Dataset rows about figures:
============================================================

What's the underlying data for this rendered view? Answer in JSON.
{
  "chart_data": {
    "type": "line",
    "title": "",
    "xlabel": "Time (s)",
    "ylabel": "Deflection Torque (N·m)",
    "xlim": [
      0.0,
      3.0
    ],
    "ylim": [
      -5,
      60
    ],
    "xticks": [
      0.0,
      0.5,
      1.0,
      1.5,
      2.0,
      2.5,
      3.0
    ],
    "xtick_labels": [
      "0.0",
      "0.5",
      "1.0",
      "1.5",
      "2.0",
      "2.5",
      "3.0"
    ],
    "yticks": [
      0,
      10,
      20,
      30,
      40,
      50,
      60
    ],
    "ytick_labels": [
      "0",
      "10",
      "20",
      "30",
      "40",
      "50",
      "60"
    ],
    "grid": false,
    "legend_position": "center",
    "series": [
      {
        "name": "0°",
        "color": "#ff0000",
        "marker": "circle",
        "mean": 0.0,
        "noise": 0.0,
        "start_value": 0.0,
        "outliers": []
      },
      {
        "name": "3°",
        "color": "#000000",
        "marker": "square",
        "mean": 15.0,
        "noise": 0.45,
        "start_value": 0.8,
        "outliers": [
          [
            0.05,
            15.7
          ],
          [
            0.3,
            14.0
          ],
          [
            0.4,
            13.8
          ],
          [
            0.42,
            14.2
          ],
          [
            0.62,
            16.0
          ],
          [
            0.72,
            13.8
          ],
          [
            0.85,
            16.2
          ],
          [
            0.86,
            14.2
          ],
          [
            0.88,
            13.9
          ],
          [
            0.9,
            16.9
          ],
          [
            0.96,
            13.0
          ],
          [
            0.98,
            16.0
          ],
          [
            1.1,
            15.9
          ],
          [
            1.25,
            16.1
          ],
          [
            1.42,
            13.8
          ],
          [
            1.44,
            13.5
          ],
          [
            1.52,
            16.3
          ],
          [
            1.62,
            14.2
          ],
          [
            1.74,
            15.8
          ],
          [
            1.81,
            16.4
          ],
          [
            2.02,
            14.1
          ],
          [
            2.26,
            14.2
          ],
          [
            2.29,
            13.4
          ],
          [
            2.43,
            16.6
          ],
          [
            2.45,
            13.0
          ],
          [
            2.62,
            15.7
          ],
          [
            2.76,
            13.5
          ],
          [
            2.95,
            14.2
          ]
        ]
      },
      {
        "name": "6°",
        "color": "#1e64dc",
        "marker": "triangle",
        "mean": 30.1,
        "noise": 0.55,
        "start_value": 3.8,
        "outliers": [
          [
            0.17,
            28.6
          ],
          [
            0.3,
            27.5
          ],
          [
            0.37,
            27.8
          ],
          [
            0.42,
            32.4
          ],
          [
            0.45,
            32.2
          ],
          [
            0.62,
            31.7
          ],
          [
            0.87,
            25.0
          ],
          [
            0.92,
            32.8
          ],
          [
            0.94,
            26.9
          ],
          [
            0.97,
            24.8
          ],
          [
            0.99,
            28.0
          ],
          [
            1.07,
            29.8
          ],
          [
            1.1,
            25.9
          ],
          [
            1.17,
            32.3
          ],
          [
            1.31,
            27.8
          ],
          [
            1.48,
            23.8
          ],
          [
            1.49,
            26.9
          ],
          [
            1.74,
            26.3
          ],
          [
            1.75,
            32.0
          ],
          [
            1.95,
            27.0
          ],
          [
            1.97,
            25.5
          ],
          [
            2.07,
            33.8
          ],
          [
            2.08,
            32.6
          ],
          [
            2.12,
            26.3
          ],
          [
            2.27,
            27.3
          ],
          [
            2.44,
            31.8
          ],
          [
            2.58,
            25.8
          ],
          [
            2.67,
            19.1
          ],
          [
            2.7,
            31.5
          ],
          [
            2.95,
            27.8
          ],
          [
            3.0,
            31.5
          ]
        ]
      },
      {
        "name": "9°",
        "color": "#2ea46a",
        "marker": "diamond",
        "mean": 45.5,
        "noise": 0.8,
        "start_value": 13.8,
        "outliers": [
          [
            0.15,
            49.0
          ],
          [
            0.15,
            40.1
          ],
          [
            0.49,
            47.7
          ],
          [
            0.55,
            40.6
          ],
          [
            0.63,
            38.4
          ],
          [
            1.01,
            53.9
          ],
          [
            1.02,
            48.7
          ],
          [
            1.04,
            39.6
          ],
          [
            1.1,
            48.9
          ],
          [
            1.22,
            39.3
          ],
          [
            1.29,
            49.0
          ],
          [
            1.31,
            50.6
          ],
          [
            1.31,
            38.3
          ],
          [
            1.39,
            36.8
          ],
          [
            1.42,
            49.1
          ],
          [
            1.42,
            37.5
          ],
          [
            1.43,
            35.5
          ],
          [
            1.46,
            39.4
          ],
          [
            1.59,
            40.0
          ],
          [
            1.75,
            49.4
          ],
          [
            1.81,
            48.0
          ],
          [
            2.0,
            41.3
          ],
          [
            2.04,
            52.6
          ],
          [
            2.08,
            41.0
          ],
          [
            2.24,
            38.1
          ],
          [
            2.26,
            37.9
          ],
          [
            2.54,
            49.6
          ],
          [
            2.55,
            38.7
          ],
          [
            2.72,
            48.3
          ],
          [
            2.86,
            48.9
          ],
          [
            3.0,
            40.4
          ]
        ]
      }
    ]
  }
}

============================================================

Would you restate each of the entries word for word?

Solution for this exercise:
What's the underlying data for this rendered view? Answer in JSON.
{
  "chart_data": {
    "type": "line",
    "title": "",
    "xlabel": "Time (s)",
    "ylabel": "Deflection Torque (N·m)",
    "xlim": [
      0.0,
      3.0
    ],
    "ylim": [
      -5,
      60
    ],
    "xticks": [
      0.0,
      0.5,
      1.0,
      1.5,
      2.0,
      2.5,
      3.0
    ],
    "xtick_labels": [
      "0.0",
      "0.5",
      "1.0",
      "1.5",
      "2.0",
      "2.5",
      "3.0"
    ],
    "yticks": [
      0,
      10,
      20,
      30,
      40,
      50,
      60
    ],
    "ytick_labels": [
      "0",
      "10",
      "20",
      "30",
      "40",
      "50",
      "60"
    ],
    "grid": false,
    "legend_position": "center",
    "series": [
      {
        "name": "0°",
        "color": "#ff0000",
        "marker": "circle",
        "mean": 0.0,
        "noise": 0.0,
        "start_value": 0.0,
        "outliers": []
      },
      {
        "name": "3°",
        "color": "#000000",
        "marker": "square",
        "mean": 15.0,
        "noise": 0.45,
        "start_value": 0.8,
        "outliers": [
          [
            0.05,
            15.7
          ],
          [
            0.3,
            14.0
          ],
          [
            0.4,
            13.8
          ],
          [
            0.42,
            14.2
          ],
          [
            0.62,
            16.0
          ],
          [
            0.72,
            13.8
          ],
          [
            0.85,
            16.2
          ],
          [
            0.86,
            14.2
          ],
          [
            0.88,
            13.9
          ],
          [
            0.9,
            16.9
          ],
          [
            0.96,
            13.0
          ],
          [
            0.98,
            16.0
          ],
          [
            1.1,
            15.9
          ],
          [
            1.25,
            16.1
          ],
          [
            1.42,
            13.8
          ],
          [
            1.44,
            13.5
          ],
          [
            1.52,
            16.3
          ],
          [
            1.62,
            14.2
          ],
          [
            1.74,
            15.8
          ],
          [
            1.81,
            16.4
          ],
          [
            2.02,
            14.1
          ],
          [
            2.26,
            14.2
          ],
          [
            2.29,
            13.4
          ],
          [
            2.43,
            16.6
          ],
          [
            2.45,
            13.0
          ],
          [
            2.62,
            15.7
          ],
          [
            2.76,
            13.5
          ],
          [
            2.95,
            14.2
          ]
        ]
      },
      {
        "name": "6°",
        "color": "#1e64dc",
        "marker": "triangle",
        "mean": 30.1,
        "noise": 0.55,
        "start_value": 3.8,
        "outliers": [
          [
            0.17,
            28.6
          ],
          [
            0.3,
            27.5
          ],
          [
            0.37,
            27.8
          ],
          [
            0.42,
            32.4
          ],
          [
            0.45,
            32.2
          ],
          [
            0.62,
            31.7
          ],
          [
            0.87,
            25.0
          ],
          [
            0.92,
            32.8
          ],
          [
            0.94,
            26.9
          ],
          [
            0.97,
            24.8
          ],
          [
            0.99,
            28.0
          ],
          [
            1.07,
            29.8
          ],
          [
            1.1,
            25.9
          ],
          [
            1.17,
            32.3
          ],
          [
            1.31,
            27.8
          ],
          [
            1.48,
            23.8
          ],
          [
            1.49,
            26.9
          ],
          [
            1.74,
            26.3
          ],
          [
            1.75,
            32.0
          ],
          [
            1.95,
            27.0
          ],
          [
            1.97,
            25.5
          ],
          [
            2.07,
            33.8
          ],
          [
            2.08,
            32.6
          ],
          [
            2.12,
            26.3
          ],
          [
            2.27,
            27.3
          ],
          [
            2.44,
            31.8
          ],
          [
            2.58,
            25.8
          ],
          [
            2.67,
            19.1
          ],
          [
            2.7,
            31.5
          ],
          [
            2.95,
            27.8
          ],
          [
            3.0,
            31.5
          ]
        ]
      },
      {
        "name": "9°",
        "color": "#2ea46a",
        "marker": "diamond",
        "mean": 45.5,
        "noise": 0.8,
        "start_value": 13.8,
        "outliers": [
          [
            0.15,
            49.0
          ],
          [
            0.15,
            40.1
          ],
          [
            0.49,
            47.7
          ],
          [
            0.55,
            40.6
          ],
          [
            0.63,
            38.4
          ],
          [
            1.01,
            53.9
          ],
          [
            1.02,
            48.7
          ],
          [
            1.04,
            39.6
          ],
          [
            1.1,
            48.9
          ],
          [
            1.22,
            39.3
          ],
          [
            1.29,
            49.0
          ],
          [
            1.31,
            50.6
          ],
          [
            1.31,
            38.3
          ],
          [
            1.39,
            36.8
          ],
          [
            1.42,
            49.1
          ],
          [
            1.42,
            37.5
          ],
          [
            1.43,
            35.5
          ],
          [
            1.46,
            39.4
          ],
          [
            1.59,
            40.0
          ],
          [
            1.75,
            49.4
          ],
          [
            1.81,
            48.0
          ],
          [
            2.0,
            41.3
          ],
          [
            2.04,
            52.6
          ],
          [
            2.08,
            41.0
          ],
          [
            2.24,
            38.1
          ],
          [
            2.26,
            37.9
          ],
          [
            2.54,
            49.6
          ],
          [
            2.55,
            38.7
          ],
          [
            2.72,
            48.3
          ],
          [
            2.86,
            48.9
          ],
          [
            3.0,
            40.4
          ]
        ]
      }
    ]
  }
}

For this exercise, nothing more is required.